## Stated task
List all lines in the material below that contain "обладателей".

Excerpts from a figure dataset
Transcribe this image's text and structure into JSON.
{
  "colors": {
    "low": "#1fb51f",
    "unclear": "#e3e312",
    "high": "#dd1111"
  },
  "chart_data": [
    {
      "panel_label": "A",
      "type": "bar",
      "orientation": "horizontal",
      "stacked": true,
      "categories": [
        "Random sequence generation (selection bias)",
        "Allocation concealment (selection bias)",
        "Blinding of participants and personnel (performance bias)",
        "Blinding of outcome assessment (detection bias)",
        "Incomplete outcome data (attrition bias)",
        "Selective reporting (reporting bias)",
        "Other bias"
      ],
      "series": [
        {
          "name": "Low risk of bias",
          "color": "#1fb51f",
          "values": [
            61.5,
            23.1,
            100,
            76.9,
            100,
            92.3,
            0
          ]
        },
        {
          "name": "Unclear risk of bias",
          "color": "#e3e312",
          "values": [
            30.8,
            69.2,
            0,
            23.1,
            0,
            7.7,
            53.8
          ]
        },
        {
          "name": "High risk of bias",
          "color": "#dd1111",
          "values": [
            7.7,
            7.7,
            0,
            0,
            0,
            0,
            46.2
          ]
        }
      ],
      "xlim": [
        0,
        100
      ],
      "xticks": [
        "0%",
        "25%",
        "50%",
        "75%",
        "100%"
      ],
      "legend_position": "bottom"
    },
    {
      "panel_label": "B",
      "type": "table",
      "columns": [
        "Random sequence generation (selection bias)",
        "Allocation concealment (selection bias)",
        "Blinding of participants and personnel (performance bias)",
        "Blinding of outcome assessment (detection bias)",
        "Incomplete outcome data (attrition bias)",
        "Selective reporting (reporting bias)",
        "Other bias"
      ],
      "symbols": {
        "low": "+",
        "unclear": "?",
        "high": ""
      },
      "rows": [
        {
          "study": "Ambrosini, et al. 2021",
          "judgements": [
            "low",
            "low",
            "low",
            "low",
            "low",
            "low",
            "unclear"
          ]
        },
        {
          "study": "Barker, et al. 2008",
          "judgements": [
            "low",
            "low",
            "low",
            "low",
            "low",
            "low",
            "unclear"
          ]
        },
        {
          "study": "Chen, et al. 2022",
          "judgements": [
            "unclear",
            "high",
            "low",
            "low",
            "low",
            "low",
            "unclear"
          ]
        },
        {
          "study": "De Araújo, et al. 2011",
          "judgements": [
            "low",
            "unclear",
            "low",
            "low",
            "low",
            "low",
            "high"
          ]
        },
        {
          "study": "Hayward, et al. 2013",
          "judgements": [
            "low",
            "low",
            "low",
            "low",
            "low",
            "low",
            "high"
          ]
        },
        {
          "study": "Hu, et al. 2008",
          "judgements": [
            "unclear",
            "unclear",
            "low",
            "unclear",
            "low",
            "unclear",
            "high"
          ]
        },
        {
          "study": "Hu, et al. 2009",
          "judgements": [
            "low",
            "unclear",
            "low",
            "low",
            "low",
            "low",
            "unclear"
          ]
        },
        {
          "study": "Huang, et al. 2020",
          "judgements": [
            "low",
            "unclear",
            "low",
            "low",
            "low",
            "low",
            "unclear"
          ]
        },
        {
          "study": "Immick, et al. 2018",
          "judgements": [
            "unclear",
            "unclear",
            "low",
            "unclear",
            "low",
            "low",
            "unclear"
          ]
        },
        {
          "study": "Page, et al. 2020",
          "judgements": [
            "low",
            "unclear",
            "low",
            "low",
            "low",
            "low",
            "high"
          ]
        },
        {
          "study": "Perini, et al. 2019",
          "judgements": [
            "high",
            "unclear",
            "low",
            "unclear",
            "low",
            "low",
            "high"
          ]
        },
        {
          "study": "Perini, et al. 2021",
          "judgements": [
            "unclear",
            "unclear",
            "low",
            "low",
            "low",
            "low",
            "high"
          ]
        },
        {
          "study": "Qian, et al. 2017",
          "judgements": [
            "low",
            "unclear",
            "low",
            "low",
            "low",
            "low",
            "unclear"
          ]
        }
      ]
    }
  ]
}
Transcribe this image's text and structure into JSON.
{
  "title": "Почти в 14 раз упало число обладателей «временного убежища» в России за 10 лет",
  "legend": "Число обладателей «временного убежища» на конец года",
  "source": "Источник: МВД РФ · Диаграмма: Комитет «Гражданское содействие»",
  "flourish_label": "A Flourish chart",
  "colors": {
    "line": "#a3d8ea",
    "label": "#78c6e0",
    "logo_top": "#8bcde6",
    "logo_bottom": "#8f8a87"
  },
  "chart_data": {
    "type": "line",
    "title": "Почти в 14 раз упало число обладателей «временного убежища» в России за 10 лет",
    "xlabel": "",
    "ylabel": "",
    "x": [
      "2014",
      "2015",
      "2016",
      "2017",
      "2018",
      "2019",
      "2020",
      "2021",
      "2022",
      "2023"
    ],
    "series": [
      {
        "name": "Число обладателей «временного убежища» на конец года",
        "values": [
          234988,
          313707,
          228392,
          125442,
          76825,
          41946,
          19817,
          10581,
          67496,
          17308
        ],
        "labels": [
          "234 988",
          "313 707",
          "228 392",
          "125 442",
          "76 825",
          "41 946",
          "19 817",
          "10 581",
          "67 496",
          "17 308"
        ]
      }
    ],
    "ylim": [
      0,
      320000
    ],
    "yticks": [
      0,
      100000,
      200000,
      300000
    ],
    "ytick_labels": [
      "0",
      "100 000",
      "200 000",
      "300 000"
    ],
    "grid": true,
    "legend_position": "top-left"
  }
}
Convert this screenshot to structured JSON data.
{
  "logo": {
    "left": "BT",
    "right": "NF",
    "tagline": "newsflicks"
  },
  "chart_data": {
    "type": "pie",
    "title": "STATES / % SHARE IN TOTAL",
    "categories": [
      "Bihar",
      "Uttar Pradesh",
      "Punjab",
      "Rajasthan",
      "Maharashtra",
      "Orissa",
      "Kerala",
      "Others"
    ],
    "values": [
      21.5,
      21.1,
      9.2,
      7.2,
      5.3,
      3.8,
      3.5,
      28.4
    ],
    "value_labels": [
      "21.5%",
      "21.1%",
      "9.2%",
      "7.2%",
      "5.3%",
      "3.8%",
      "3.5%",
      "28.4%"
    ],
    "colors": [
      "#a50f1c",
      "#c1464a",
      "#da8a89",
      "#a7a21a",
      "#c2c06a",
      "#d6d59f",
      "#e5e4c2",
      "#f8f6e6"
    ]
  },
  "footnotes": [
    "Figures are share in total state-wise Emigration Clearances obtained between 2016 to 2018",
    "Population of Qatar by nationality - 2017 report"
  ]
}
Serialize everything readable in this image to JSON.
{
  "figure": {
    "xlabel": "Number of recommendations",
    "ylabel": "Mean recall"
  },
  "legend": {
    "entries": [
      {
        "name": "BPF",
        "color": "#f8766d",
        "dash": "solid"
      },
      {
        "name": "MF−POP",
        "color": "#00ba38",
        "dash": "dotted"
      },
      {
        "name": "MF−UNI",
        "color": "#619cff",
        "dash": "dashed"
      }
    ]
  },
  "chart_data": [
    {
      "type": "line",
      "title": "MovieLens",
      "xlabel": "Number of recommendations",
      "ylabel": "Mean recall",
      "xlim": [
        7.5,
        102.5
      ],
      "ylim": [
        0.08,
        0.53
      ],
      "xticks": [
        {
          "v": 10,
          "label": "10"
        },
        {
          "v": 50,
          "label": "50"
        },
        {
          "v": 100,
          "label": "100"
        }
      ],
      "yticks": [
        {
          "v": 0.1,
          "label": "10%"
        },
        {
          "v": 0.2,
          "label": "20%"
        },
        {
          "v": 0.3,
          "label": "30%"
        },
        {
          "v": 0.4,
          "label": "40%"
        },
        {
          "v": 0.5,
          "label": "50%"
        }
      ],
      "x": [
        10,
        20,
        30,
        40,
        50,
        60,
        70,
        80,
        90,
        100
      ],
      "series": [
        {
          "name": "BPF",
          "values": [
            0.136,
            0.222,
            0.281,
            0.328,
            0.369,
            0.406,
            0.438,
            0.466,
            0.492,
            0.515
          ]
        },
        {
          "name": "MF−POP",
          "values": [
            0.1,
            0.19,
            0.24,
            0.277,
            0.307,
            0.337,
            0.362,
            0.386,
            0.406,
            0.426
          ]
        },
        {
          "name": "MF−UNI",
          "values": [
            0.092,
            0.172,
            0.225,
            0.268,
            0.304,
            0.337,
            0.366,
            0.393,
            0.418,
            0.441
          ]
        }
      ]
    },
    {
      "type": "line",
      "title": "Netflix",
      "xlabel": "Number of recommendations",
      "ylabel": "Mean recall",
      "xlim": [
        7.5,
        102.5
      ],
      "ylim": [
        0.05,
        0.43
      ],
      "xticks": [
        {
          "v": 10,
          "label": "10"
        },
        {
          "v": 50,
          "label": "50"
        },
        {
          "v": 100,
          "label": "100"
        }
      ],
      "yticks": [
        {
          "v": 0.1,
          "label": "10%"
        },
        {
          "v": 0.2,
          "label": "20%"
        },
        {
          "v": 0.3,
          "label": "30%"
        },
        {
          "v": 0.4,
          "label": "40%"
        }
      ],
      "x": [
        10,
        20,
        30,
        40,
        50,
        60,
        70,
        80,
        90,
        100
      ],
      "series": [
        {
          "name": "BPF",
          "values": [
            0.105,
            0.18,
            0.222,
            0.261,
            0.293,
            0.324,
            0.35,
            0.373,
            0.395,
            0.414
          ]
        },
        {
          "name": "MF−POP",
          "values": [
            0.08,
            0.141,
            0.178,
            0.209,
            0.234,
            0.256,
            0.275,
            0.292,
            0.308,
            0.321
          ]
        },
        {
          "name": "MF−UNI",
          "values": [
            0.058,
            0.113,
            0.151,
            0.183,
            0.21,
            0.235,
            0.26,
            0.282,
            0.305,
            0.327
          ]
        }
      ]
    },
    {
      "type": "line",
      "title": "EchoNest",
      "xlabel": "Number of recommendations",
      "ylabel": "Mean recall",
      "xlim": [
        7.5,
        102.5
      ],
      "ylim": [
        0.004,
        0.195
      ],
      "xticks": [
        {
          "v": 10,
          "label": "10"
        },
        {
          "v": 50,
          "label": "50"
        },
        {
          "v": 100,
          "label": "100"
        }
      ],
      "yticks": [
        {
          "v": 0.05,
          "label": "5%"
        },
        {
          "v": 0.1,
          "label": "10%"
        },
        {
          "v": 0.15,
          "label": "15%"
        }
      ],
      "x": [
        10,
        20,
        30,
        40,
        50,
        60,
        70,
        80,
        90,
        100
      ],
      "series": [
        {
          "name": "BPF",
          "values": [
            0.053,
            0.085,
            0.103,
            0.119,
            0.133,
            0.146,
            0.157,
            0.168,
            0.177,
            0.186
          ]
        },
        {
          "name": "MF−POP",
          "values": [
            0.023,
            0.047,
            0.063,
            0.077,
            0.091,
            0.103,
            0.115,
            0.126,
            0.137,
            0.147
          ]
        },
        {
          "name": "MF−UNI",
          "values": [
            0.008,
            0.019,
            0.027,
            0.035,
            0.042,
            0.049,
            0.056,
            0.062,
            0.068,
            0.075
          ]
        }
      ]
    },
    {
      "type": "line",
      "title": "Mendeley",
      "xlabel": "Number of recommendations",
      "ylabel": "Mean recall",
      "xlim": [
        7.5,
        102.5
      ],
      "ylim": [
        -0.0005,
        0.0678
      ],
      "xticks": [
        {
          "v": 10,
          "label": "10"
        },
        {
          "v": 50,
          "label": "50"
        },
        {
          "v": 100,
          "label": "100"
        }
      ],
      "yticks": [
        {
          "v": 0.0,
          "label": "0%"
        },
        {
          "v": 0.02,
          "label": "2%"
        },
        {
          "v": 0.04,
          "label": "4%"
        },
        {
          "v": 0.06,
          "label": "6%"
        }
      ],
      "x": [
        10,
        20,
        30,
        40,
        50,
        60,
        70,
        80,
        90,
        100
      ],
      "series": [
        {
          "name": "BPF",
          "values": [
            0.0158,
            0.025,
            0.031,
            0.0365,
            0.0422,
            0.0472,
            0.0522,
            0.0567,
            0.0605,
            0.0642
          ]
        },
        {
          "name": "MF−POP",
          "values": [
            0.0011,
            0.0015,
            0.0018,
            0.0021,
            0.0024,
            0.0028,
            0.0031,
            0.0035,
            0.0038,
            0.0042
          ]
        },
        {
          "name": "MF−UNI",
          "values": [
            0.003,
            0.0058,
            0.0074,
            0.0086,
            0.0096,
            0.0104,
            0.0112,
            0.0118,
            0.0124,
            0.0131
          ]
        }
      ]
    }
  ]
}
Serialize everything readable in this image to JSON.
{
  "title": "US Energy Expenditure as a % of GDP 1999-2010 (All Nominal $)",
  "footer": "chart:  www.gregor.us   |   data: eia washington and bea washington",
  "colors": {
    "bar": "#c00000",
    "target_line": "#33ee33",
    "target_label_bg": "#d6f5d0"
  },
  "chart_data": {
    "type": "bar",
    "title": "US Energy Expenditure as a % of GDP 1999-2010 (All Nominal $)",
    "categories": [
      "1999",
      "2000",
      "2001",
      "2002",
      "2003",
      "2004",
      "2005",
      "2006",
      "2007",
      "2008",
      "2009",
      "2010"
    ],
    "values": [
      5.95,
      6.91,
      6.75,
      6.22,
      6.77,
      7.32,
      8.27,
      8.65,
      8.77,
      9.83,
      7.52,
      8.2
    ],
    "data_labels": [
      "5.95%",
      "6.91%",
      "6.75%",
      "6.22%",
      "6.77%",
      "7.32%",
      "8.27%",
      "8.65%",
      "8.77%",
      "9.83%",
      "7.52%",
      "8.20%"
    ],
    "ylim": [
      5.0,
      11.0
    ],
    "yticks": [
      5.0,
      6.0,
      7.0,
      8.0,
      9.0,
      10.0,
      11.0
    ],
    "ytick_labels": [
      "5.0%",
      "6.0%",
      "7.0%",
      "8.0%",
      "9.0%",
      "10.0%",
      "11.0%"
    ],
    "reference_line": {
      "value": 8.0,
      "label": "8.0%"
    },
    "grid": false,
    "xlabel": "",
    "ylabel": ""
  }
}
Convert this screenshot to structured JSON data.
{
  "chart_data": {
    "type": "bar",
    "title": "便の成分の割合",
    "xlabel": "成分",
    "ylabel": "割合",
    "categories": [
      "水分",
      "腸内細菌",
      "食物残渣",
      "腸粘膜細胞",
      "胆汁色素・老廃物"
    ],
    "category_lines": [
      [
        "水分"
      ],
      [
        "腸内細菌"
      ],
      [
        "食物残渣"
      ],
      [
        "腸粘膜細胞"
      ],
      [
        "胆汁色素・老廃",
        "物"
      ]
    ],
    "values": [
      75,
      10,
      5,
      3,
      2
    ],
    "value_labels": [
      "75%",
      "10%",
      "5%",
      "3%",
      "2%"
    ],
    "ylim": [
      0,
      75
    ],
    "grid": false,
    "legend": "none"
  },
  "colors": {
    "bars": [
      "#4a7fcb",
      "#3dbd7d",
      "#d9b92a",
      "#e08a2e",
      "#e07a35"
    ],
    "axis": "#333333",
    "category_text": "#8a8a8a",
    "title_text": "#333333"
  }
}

## Complete output
  "title": "Почти в 14 раз упало число обладателей «временного убежища» в России за 10 лет",
  "legend": "Число обладателей «временного убежища» на конец года",
    "title": "Почти в 14 раз упало число обладателей «временного убежища» в России за 10 лет",
        "name": "Число обладателей «временного убежища» на конец года",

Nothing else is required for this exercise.